◆ **YOUR INSTRUCTIONS**:
Would you quote the material below in full and unchanged?

◆ **DATA RECORDS**:

□ □ □

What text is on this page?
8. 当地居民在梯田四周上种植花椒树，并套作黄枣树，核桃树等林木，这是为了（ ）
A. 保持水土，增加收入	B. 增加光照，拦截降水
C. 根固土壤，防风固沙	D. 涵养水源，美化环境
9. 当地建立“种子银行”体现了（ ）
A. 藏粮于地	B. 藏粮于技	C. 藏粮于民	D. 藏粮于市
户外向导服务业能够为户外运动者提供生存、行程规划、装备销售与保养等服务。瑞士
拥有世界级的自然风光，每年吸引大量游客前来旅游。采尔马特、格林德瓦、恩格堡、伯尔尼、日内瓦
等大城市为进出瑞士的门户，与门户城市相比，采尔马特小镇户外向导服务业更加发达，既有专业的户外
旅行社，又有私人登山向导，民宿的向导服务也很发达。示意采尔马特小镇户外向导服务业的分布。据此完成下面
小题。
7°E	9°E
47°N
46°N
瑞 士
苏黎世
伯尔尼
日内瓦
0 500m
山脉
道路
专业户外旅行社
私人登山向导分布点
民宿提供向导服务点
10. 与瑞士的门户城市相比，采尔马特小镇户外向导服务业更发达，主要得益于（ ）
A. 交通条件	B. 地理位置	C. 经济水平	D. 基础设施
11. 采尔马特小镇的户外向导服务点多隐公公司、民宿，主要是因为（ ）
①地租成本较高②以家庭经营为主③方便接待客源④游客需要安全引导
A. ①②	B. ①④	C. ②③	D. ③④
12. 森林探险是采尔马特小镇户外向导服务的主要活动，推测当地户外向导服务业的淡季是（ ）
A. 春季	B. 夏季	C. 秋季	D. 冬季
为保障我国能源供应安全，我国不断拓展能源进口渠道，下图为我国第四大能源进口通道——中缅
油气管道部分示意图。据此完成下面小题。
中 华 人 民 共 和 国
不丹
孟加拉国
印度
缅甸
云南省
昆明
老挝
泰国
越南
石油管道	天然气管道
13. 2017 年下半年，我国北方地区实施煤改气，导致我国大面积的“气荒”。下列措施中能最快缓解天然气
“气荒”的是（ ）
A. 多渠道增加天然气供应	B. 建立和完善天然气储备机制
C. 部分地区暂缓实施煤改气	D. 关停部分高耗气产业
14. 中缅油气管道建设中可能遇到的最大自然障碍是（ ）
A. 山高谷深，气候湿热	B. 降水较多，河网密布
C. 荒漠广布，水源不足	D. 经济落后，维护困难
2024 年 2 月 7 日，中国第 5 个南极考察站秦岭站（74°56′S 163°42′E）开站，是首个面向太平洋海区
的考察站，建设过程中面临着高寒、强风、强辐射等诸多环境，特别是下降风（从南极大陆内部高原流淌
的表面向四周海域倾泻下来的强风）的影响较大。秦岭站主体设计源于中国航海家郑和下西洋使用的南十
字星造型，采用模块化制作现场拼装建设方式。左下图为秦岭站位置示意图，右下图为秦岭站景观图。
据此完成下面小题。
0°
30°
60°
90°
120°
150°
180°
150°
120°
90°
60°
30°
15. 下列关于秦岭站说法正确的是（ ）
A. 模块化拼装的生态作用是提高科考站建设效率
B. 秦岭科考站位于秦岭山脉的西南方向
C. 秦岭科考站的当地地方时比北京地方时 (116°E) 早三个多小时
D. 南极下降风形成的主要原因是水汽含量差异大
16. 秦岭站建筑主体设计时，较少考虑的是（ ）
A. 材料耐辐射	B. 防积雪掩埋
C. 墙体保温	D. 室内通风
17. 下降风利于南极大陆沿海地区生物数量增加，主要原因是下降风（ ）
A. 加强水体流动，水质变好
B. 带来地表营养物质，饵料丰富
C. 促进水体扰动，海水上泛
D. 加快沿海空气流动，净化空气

□ □ □

◆ **PROBLEM SOLUTION**:
What text is on this page?
8. 当地居民在梯田四周上种植花椒树，并套作黄枣树，核桃树等林木，这是为了（ ）
A. 保持水土，增加收入	B. 增加光照，拦截降水
C. 根固土壤，防风固沙	D. 涵养水源，美化环境
9. 当地建立“种子银行”体现了（ ）
A. 藏粮于地	B. 藏粮于技	C. 藏粮于民	D. 藏粮于市
户外向导服务业能够为户外运动者提供生存、行程规划、装备销售与保养等服务。瑞士
拥有世界级的自然风光，每年吸引大量游客前来旅游。采尔马特、格林德瓦、恩格堡、伯尔尼、日内瓦
等大城市为进出瑞士的门户，与门户城市相比，采尔马特小镇户外向导服务业更加发达，既有专业的户外
旅行社，又有私人登山向导，民宿的向导服务也很发达。示意采尔马特小镇户外向导服务业的分布。据此完成下面
小题。
7°E	9°E
47°N
46°N
瑞 士
苏黎世
伯尔尼
日内瓦
0 500m
山脉
道路
专业户外旅行社
私人登山向导分布点
民宿提供向导服务点
10. 与瑞士的门户城市相比，采尔马特小镇户外向导服务业更发达，主要得益于（ ）
A. 交通条件	B. 地理位置	C. 经济水平	D. 基础设施
11. 采尔马特小镇的户外向导服务点多隐公公司、民宿，主要是因为（ ）
①地租成本较高②以家庭经营为主③方便接待客源④游客需要安全引导
A. ①②	B. ①④	C. ②③	D. ③④
12. 森林探险是采尔马特小镇户外向导服务的主要活动，推测当地户外向导服务业的淡季是（ ）
A. 春季	B. 夏季	C. 秋季	D. 冬季
为保障我国能源供应安全，我国不断拓展能源进口渠道，下图为我国第四大能源进口通道——中缅
油气管道部分示意图。据此完成下面小题。
中 华 人 民 共 和 国
不丹
孟加拉国
印度
缅甸
云南省
昆明
老挝
泰国
越南
石油管道	天然气管道
13. 2017 年下半年，我国北方地区实施煤改气，导致我国大面积的“气荒”。下列措施中能最快缓解天然气
“气荒”的是（ ）
A. 多渠道增加天然气供应	B. 建立和完善天然气储备机制
C. 部分地区暂缓实施煤改气	D. 关停部分高耗气产业
14. 中缅油气管道建设中可能遇到的最大自然障碍是（ ）
A. 山高谷深，气候湿热	B. 降水较多，河网密布
C. 荒漠广布，水源不足	D. 经济落后，维护困难
2024 年 2 月 7 日，中国第 5 个南极考察站秦岭站（74°56′S 163°42′E）开站，是首个面向太平洋海区
的考察站，建设过程中面临着高寒、强风、强辐射等诸多环境，特别是下降风（从南极大陆内部高原流淌
的表面向四周海域倾泻下来的强风）的影响较大。秦岭站主体设计源于中国航海家郑和下西洋使用的南十
字星造型，采用模块化制作现场拼装建设方式。左下图为秦岭站位置示意图，右下图为秦岭站景观图。
据此完成下面小题。
0°
30°
60°
90°
120°
150°
180°
150°
120°
90°
60°
30°
15. 下列关于秦岭站说法正确的是（ ）
A. 模块化拼装的生态作用是提高科考站建设效率
B. 秦岭科考站位于秦岭山脉的西南方向
C. 秦岭科考站的当地地方时比北京地方时 (116°E) 早三个多小时
D. 南极下降风形成的主要原因是水汽含量差异大
16. 秦岭站建筑主体设计时，较少考虑的是（ ）
A. 材料耐辐射	B. 防积雪掩埋
C. 墙体保温	D. 室内通风
17. 下降风利于南极大陆沿海地区生物数量增加，主要原因是下降风（ ）
A. 加强水体流动，水质变好
B. 带来地表营养物质，饵料丰富
C. 促进水体扰动，海水上泛
D. 加快沿海空气流动，净化空气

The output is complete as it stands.